WHAT IS BEING ASKED:
Extract every line that contains the word "Generate".

DATASET EXCERPTS:
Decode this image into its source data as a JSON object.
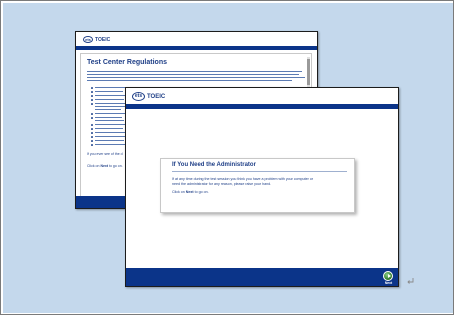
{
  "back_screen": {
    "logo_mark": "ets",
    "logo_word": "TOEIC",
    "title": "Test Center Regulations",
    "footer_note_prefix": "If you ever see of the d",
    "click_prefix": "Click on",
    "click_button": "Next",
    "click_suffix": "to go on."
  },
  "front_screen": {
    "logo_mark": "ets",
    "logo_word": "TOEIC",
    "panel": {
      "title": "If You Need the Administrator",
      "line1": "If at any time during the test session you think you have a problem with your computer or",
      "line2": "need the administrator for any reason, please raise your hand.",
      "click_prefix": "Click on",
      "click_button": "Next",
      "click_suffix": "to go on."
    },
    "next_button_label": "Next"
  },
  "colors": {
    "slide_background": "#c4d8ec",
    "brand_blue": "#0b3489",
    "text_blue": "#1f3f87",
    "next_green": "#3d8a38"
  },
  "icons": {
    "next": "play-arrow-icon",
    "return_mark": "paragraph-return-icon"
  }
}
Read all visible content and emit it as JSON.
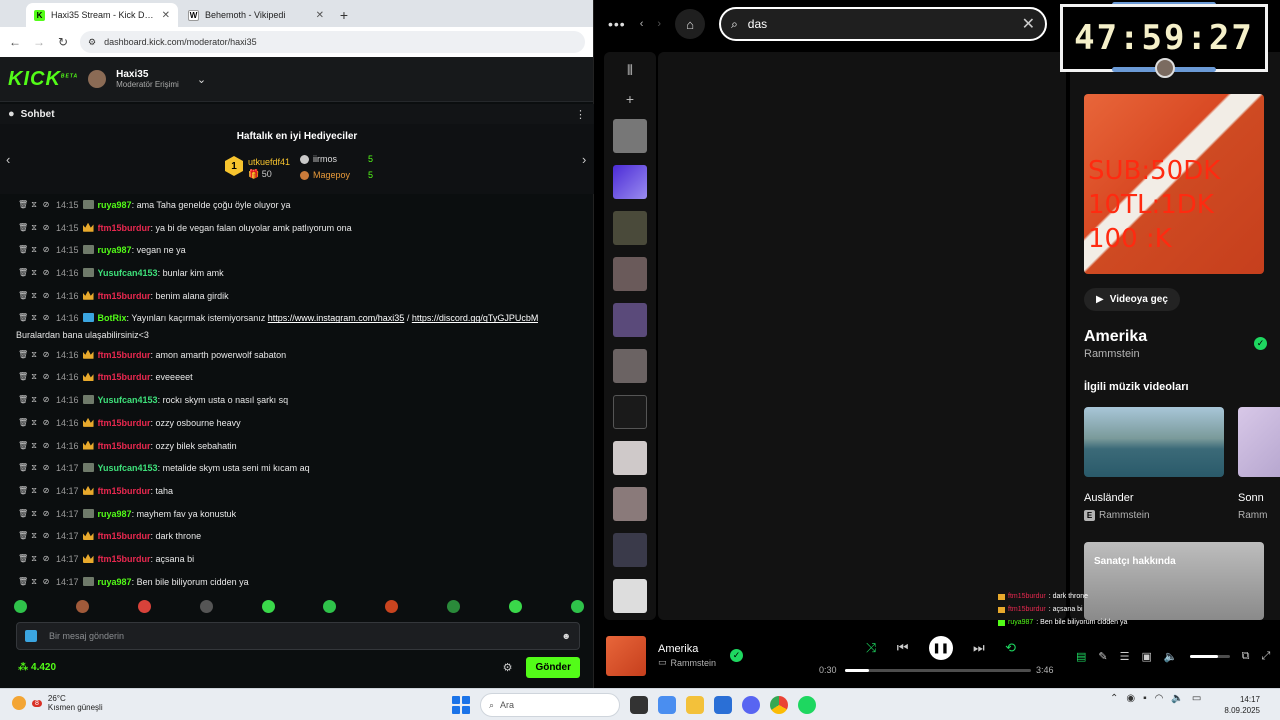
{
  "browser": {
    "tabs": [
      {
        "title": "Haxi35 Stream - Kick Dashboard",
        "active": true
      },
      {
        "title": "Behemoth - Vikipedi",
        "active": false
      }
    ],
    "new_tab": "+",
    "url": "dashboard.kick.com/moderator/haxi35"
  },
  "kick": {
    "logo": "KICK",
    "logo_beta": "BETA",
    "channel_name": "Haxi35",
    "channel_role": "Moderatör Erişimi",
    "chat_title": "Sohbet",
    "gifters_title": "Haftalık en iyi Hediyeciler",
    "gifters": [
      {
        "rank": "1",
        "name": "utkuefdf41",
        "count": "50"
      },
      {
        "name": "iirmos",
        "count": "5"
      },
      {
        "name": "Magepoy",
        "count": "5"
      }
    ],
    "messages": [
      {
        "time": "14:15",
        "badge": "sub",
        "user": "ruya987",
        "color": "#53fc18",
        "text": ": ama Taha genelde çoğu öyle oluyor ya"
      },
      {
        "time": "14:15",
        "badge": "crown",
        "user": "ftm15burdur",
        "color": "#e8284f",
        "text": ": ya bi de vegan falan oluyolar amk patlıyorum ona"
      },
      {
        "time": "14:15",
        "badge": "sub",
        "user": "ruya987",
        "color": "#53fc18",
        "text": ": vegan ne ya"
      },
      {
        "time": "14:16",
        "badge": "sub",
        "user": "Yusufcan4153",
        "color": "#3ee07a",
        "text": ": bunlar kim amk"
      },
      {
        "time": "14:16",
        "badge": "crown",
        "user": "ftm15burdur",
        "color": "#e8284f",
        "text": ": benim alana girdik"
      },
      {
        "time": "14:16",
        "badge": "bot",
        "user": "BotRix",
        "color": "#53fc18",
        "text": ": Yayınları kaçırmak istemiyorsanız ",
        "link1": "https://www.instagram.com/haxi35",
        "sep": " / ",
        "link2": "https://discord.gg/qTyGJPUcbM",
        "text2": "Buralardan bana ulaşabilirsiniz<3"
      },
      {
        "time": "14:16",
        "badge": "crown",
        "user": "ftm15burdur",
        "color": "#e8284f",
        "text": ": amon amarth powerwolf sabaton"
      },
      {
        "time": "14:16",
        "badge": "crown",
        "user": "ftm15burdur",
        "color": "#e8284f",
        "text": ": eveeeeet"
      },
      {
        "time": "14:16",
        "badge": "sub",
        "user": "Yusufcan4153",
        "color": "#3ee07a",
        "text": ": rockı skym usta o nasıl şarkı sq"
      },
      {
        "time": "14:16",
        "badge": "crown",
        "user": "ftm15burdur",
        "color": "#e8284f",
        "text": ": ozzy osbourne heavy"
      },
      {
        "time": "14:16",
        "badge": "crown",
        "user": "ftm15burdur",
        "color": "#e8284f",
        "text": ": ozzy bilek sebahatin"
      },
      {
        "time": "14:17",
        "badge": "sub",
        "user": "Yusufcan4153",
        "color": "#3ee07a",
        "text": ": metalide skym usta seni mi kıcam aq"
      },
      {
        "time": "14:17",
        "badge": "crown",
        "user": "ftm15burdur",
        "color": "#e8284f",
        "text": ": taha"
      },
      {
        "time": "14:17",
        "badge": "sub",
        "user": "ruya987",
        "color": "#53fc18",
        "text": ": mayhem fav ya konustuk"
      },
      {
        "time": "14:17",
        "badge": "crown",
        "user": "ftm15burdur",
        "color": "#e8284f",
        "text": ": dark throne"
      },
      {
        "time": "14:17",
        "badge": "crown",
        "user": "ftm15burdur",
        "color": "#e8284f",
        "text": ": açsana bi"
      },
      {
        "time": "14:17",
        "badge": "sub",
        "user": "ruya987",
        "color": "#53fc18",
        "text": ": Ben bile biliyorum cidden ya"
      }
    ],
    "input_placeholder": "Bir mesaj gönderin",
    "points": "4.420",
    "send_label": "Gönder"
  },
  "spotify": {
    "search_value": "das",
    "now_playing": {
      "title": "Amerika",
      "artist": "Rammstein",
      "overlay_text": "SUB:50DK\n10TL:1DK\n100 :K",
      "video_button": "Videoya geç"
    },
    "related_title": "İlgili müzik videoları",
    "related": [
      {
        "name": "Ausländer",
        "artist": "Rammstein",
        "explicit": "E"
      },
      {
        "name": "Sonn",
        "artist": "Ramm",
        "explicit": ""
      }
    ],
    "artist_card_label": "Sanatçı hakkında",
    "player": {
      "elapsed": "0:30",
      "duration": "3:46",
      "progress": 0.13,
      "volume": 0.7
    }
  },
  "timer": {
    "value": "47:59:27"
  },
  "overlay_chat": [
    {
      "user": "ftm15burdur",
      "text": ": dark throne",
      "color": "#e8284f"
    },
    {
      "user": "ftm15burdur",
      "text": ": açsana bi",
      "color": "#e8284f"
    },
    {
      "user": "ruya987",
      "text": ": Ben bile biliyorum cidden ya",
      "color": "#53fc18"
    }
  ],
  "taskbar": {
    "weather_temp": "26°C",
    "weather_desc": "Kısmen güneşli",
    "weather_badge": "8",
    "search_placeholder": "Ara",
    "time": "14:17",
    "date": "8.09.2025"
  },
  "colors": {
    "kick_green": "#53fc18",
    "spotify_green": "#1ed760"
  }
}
==
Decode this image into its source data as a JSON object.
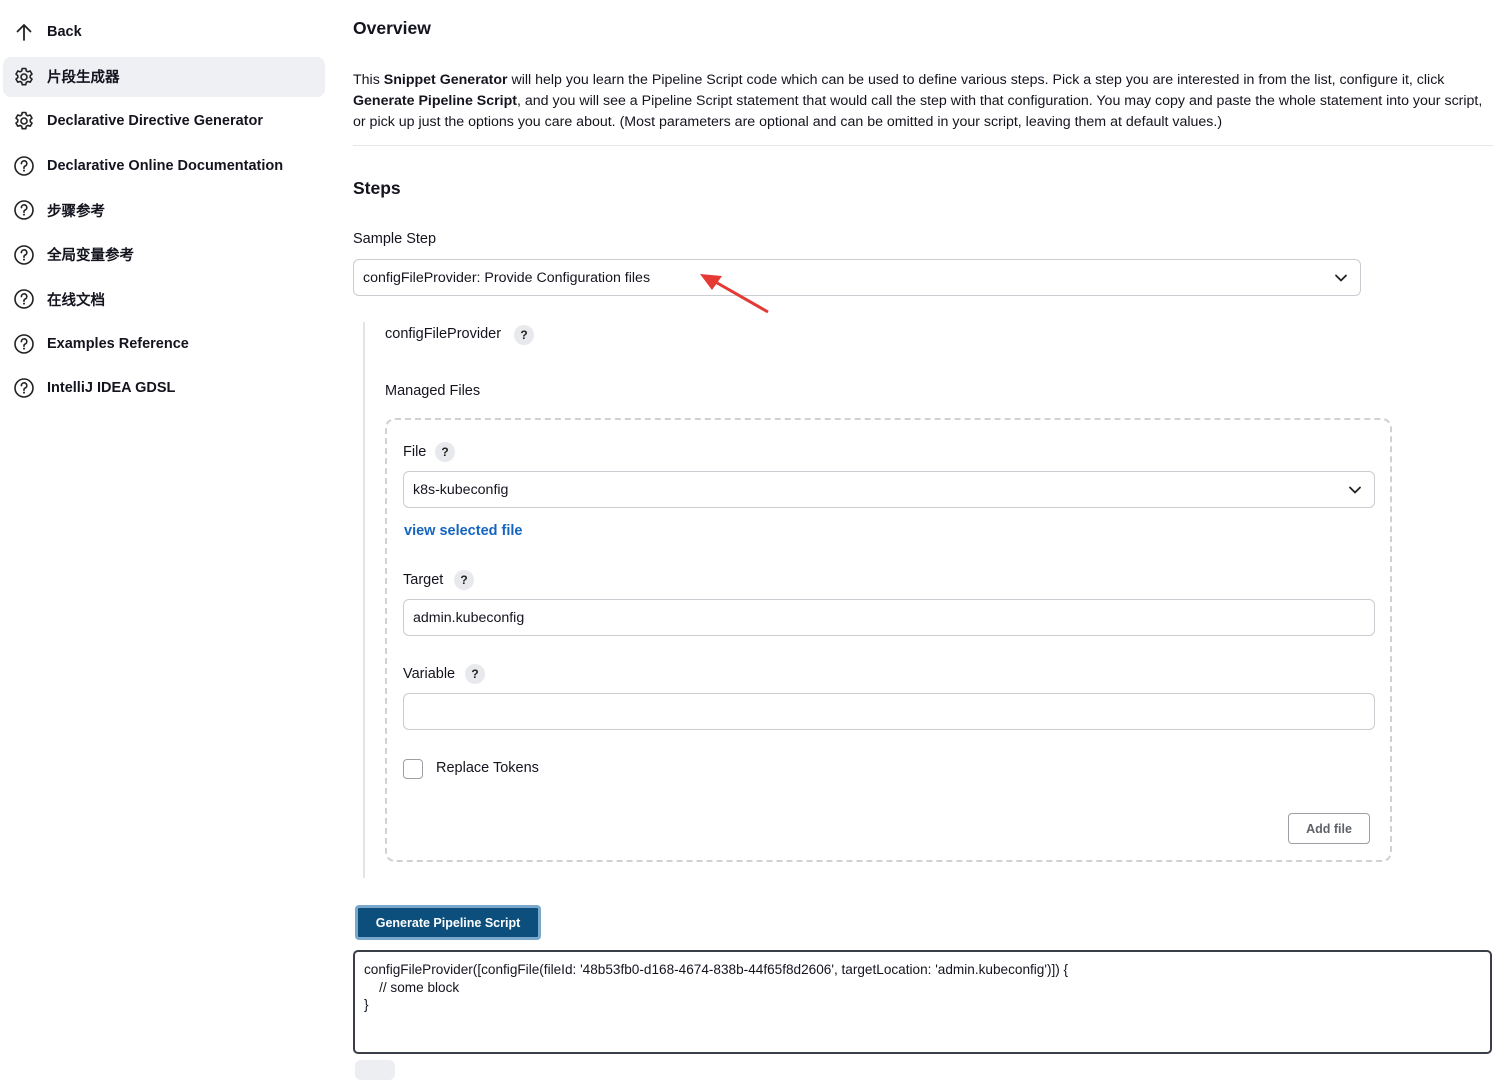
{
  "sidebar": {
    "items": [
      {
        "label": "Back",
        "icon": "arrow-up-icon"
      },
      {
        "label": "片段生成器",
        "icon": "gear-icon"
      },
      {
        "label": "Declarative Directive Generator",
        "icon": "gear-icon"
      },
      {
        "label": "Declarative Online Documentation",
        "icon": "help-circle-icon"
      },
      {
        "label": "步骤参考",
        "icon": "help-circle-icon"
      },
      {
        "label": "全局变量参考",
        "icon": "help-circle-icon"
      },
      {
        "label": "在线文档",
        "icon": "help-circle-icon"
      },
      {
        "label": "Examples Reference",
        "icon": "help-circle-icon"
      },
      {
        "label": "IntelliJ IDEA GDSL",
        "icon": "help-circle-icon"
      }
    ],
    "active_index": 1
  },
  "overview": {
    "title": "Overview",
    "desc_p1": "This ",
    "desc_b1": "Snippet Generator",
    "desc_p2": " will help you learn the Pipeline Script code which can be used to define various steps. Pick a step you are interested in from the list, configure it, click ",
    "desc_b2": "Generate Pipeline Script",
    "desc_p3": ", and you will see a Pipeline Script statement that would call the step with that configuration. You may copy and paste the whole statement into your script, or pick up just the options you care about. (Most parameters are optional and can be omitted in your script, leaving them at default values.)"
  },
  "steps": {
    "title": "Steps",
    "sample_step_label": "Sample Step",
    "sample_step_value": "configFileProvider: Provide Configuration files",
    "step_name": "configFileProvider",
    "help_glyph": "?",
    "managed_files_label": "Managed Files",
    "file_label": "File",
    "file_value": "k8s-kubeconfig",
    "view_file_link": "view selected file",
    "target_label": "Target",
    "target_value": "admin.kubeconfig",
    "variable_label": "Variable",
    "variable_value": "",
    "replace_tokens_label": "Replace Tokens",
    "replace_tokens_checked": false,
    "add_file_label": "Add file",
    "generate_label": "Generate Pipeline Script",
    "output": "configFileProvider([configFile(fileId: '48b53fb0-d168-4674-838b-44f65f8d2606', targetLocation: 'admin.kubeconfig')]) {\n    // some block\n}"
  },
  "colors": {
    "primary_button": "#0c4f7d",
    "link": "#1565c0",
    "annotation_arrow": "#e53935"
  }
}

RESULT:
    "desc_b2": "Generate Pipeline Script",
    "generate_label": "Generate Pipeline Script",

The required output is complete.